The problem: Quote the whole listing word for word, please.

[Data entries]
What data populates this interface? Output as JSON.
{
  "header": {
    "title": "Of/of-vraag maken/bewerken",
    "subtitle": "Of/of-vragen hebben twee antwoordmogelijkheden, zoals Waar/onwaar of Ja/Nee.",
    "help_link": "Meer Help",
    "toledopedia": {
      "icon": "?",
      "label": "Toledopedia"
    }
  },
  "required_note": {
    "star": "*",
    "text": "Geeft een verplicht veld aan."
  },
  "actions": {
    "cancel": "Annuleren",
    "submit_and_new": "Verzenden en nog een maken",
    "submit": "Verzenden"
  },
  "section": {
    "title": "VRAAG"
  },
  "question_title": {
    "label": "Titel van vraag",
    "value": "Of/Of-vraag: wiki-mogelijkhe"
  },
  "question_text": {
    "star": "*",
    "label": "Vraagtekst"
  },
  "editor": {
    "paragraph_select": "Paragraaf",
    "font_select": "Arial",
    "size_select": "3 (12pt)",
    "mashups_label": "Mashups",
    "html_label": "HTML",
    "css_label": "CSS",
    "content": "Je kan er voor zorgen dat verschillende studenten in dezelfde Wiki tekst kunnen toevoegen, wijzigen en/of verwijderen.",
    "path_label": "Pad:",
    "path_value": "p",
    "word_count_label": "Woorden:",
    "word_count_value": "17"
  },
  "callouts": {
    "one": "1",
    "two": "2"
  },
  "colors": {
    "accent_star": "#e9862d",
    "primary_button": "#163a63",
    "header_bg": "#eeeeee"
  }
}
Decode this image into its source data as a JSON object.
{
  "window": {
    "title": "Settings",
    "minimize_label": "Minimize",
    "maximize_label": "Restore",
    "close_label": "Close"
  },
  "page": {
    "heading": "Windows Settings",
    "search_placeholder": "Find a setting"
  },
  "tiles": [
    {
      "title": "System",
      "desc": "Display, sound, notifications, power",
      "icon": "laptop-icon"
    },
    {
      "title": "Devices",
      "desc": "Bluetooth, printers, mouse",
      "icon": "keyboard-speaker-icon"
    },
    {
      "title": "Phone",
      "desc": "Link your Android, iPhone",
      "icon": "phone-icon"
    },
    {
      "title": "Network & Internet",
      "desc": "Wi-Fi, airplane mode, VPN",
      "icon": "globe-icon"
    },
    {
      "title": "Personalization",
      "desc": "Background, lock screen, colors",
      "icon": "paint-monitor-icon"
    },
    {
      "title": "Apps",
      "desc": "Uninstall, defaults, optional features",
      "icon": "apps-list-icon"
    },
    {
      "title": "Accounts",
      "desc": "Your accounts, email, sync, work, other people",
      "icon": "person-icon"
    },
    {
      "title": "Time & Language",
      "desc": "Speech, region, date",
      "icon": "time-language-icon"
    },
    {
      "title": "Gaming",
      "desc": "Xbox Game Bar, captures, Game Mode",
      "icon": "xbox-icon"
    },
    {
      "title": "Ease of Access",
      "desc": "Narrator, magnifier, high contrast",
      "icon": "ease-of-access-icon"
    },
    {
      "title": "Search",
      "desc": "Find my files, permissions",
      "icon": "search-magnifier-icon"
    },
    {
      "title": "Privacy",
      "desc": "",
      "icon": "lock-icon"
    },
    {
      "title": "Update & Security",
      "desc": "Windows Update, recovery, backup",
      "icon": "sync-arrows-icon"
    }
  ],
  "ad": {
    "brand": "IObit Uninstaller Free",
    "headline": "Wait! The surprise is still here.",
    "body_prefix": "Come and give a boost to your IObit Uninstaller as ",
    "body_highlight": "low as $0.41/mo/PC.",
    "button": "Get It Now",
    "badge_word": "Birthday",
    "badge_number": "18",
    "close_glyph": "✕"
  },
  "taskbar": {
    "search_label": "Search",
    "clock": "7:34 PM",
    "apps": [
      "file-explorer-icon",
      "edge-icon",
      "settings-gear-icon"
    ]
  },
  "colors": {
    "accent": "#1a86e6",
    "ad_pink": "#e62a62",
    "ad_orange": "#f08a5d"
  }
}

Output:
What data populates this interface? Output as JSON.
{
  "header": {
    "title": "Of/of-vraag maken/bewerken",
    "subtitle": "Of/of-vragen hebben twee antwoordmogelijkheden, zoals Waar/onwaar of Ja/Nee.",
    "help_link": "Meer Help",
    "toledopedia": {
      "icon": "?",
      "label": "Toledopedia"
    }
  },
  "required_note": {
    "star": "*",
    "text": "Geeft een verplicht veld aan."
  },
  "actions": {
    "cancel": "Annuleren",
    "submit_and_new": "Verzenden en nog een maken",
    "submit": "Verzenden"
  },
  "section": {
    "title": "VRAAG"
  },
  "question_title": {
    "label": "Titel van vraag",
    "value": "Of/Of-vraag: wiki-mogelijkhe"
  },
  "question_text": {
    "star": "*",
    "label": "Vraagtekst"
  },
  "editor": {
    "paragraph_select": "Paragraaf",
    "font_select": "Arial",
    "size_select": "3 (12pt)",
    "mashups_label": "Mashups",
    "html_label": "HTML",
    "css_label": "CSS",
    "content": "Je kan er voor zorgen dat verschillende studenten in dezelfde Wiki tekst kunnen toevoegen, wijzigen en/of verwijderen.",
    "path_label": "Pad:",
    "path_value": "p",
    "word_count_label": "Woorden:",
    "word_count_value": "17"
  },
  "callouts": {
    "one": "1",
    "two": "2"
  },
  "colors": {
    "accent_star": "#e9862d",
    "primary_button": "#163a63",
    "header_bg": "#eeeeee"
  }
}
Decode this image into its source data as a JSON object.
{
  "window": {
    "title": "Settings",
    "minimize_label": "Minimize",
    "maximize_label": "Restore",
    "close_label": "Close"
  },
  "page": {
    "heading": "Windows Settings",
    "search_placeholder": "Find a setting"
  },
  "tiles": [
    {
      "title": "System",
      "desc": "Display, sound, notifications, power",
      "icon": "laptop-icon"
    },
    {
      "title": "Devices",
      "desc": "Bluetooth, printers, mouse",
      "icon": "keyboard-speaker-icon"
    },
    {
      "title": "Phone",
      "desc": "Link your Android, iPhone",
      "icon": "phone-icon"
    },
    {
      "title": "Network & Internet",
      "desc": "Wi-Fi, airplane mode, VPN",
      "icon": "globe-icon"
    },
    {
      "title": "Personalization",
      "desc": "Background, lock screen, colors",
      "icon": "paint-monitor-icon"
    },
    {
      "title": "Apps",
      "desc": "Uninstall, defaults, optional features",
      "icon": "apps-list-icon"
    },
    {
      "title": "Accounts",
      "desc": "Your accounts, email, sync, work, other people",
      "icon": "person-icon"
    },
    {
      "title": "Time & Language",
      "desc": "Speech, region, date",
      "icon": "time-language-icon"
    },
    {
      "title": "Gaming",
      "desc": "Xbox Game Bar, captures, Game Mode",
      "icon": "xbox-icon"
    },
    {
      "title": "Ease of Access",
      "desc": "Narrator, magnifier, high contrast",
      "icon": "ease-of-access-icon"
    },
    {
      "title": "Search",
      "desc": "Find my files, permissions",
      "icon": "search-magnifier-icon"
    },
    {
      "title": "Privacy",
      "desc": "",
      "icon": "lock-icon"
    },
    {
      "title": "Update & Security",
      "desc": "Windows Update, recovery, backup",
      "icon": "sync-arrows-icon"
    }
  ],
  "ad": {
    "brand": "IObit Uninstaller Free",
    "headline": "Wait! The surprise is still here.",
    "body_prefix": "Come and give a boost to your IObit Uninstaller as ",
    "body_highlight": "low as $0.41/mo/PC.",
    "button": "Get It Now",
    "badge_word": "Birthday",
    "badge_number": "18",
    "close_glyph": "✕"
  },
  "taskbar": {
    "search_label": "Search",
    "clock": "7:34 PM",
    "apps": [
      "file-explorer-icon",
      "edge-icon",
      "settings-gear-icon"
    ]
  },
  "colors": {
    "accent": "#1a86e6",
    "ad_pink": "#e62a62",
    "ad_orange": "#f08a5d"
  }
}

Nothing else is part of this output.